From the thread on simplifying navtiming's multi-DC logic, return verbatim the passage that begins at the words "[summary of a" and stops after the words "statsd after processing.".

**Selected extract**
»»

Page MenuHomePhabricator

Simplify navtiming multi-dc logic
Open, Needs TriagePublic

Description

[summary of a chat with @Krinkle]

Currently and for historical navtiming follows mediawiki main/master site via etcd to establish where to consume from (eqiad/codfw), and send to statsd after processing.

The parent task's goal is to establish a Prometheus processor for navtiming, and there's significant progress towards that. Since Prometheus polls both navtiming sites at all times, and there's no danger of double-counting, in a Prometheus-only future we can simplify how navtiming operates, specifically:

  • navtiming consumes from kafka-jumbo which is eqiad-only at all times (this is true today, and will stay true)
  • Use a single consumer group for eqiad and codfw navtiming processes, this way load is effectively spread amongst all navtiming processes
  • When one of webperf hosts needs to go down for maintenance and such there's no action required: the other host will automatically pick up the slack via the single consumer group
  • There's no more etcd following required, eqiad and codfw webperf hosts operate exactly the same (even though both are consuming from eqiad)

Event Timeline

Would it be possible to run navtiming in 'active/active single compute' multi dc setup?

That is:

  • navtiming@eqiad consumes from kafka main-eqiad, but only eqiad prefixed topics, and produces to eqiad prometheus.
  • navtiming@codfw consumes from kafka main-codfw, but only codfw prefixed topics, and produces to codfw prometheus.

Then there is no need to 'follow' mediawiki. Aggregate metrics can be calculated using thanos.

Would it be possible to run navtiming in 'active/active single compute' multi dc setup?

That is:

  • navtiming@eqiad consumes from kafka main-eqiad, but only eqiad prefixed topics, and produces to eqiad prometheus.
  • navtiming@codfw consumes from kafka main-codfw, but only codfw prefixed topics, and produces to codfw prometheus.

navtiming consumes from kafka-jumbo, I lack the context as to why. But other than that, that's indeed the plan I outlined in the description

navtiming consumes from kafka-jumbo, I lack the context as to why. But other than that, that's indeed the plan I outlined in the description

I think its different? I'm suggesting for navtiming in either DC to consume from kafka main in either DC, their prefixed topics. Because they'd be using different Kafka clusters (main-eqiad or main-codfw), they'd effectively be in distinct 'consumer groups'. If navtiming@eqiad is totally turned off, no eqiad messages would be processed while offline. This could be mitigated by doing a rolling restart of navtiming@eqiad with multiple processes in the same consumer group, as you say.

Basically, make navtiming fully and distinctly multi DC by using Kafka main instead of kafka jumbo-eqiad.

navtiming consumes from kafka-jumbo, I lack the context as to why. But other than that, that's indeed the plan I outlined in the description

I think its different? I'm suggesting for navtiming in either DC to consume from kafka main in either DC, their prefixed topics. Because they'd be using different Kafka clusters (main-eqiad or main-codfw), they'd effectively be in distinct 'consumer groups'. If navtiming@eqiad is totally turned off, no eqiad messages would be processed while offline. This could be mitigated by doing a rolling restart of navtiming@eqiad with multiple processes in the same consumer group, as you say.

Note that as of today there's a single navtiming process per site

Basically, make navtiming fully and distinctly multi DC by using Kafka main instead of kafka jumbo-eqiad.

Navtiming consumes from eventlogging_ topics, is that something that is available in kafka-main too? I don't know off hand where/how those topics are generated. At any rate, moving from jumbo to main seems bigger in scope, we can use the single consumer group solution as a stepping stone though!

Navtiming consumes from eventlogging_ topics

OH! right. No that is not available in Kafka main.

Carry on then. :)

««

**Listing**

»»

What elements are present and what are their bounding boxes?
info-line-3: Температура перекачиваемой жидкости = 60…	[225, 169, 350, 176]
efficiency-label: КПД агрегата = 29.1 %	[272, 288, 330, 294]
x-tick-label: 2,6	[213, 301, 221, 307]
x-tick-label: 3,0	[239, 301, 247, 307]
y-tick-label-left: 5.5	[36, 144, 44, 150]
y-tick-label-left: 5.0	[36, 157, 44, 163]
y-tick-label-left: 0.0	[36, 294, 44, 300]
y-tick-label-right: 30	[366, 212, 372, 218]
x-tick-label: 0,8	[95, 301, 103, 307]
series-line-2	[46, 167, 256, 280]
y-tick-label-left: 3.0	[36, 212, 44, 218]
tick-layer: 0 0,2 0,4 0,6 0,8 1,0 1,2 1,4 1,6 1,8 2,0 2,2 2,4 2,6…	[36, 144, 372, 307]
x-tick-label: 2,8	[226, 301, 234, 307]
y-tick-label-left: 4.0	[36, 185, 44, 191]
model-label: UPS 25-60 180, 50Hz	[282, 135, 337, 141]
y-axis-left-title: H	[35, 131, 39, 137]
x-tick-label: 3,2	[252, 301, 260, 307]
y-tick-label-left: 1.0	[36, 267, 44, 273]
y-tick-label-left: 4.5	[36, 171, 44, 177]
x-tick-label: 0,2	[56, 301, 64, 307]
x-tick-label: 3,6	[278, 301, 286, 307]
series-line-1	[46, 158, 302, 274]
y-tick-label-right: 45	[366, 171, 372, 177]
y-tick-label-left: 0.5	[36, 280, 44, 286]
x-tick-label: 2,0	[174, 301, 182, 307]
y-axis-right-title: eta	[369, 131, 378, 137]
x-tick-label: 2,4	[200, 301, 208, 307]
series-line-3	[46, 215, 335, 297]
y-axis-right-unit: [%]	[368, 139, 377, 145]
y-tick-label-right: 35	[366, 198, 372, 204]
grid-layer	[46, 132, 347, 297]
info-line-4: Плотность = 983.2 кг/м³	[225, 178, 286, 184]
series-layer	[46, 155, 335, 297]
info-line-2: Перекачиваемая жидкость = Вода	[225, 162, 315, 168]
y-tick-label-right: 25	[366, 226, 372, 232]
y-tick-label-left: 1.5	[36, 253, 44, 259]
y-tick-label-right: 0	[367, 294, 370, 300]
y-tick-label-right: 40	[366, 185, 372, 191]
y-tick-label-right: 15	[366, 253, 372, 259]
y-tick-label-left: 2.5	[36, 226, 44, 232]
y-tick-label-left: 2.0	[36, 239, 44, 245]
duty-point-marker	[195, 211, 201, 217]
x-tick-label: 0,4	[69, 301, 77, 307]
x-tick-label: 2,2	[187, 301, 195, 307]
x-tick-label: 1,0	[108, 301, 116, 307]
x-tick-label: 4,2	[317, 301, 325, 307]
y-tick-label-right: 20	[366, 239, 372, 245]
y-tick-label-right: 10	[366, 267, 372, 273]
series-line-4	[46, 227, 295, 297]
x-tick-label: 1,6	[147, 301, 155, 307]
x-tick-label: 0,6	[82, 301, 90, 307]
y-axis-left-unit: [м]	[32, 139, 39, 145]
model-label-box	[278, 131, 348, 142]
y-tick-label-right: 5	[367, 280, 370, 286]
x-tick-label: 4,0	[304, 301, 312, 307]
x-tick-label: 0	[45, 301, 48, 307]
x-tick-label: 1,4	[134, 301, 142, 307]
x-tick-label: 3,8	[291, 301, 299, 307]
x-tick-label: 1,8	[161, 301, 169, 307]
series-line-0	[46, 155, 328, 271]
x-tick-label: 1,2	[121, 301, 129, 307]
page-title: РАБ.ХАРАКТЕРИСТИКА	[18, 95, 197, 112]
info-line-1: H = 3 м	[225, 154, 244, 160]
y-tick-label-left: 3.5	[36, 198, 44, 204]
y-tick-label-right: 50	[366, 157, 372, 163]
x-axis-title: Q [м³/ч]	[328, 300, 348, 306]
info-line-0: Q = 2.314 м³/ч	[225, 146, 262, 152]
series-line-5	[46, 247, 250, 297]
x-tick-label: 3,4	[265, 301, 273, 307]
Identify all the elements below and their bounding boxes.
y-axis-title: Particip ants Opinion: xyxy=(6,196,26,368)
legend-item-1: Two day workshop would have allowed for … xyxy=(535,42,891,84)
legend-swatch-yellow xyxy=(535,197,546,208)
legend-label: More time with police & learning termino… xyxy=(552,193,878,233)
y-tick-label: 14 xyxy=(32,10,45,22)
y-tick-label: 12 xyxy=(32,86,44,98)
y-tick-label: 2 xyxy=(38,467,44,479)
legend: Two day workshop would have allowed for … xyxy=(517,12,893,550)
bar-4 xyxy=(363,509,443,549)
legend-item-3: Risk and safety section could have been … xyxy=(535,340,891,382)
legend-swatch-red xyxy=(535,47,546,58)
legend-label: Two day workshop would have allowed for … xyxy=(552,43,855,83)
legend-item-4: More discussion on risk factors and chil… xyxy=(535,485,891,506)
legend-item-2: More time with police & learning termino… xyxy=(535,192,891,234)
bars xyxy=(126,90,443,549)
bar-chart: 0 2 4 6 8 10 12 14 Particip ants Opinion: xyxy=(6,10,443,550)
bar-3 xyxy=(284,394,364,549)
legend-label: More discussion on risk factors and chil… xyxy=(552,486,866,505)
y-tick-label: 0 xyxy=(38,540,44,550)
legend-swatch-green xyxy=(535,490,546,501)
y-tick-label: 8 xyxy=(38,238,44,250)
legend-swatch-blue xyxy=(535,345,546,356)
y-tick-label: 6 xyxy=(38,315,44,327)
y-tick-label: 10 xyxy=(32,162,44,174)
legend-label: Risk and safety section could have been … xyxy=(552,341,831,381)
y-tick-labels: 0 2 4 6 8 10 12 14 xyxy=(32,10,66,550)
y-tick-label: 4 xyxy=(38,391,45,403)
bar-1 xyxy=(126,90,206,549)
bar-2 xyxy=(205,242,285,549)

««

**Answer for this exercise**
[summary of a chat with @Krinkle]

Currently and for historical navtiming follows mediawiki main/master site via etcd to establish where to consume from (eqiad/codfw), and send to statsd after processing.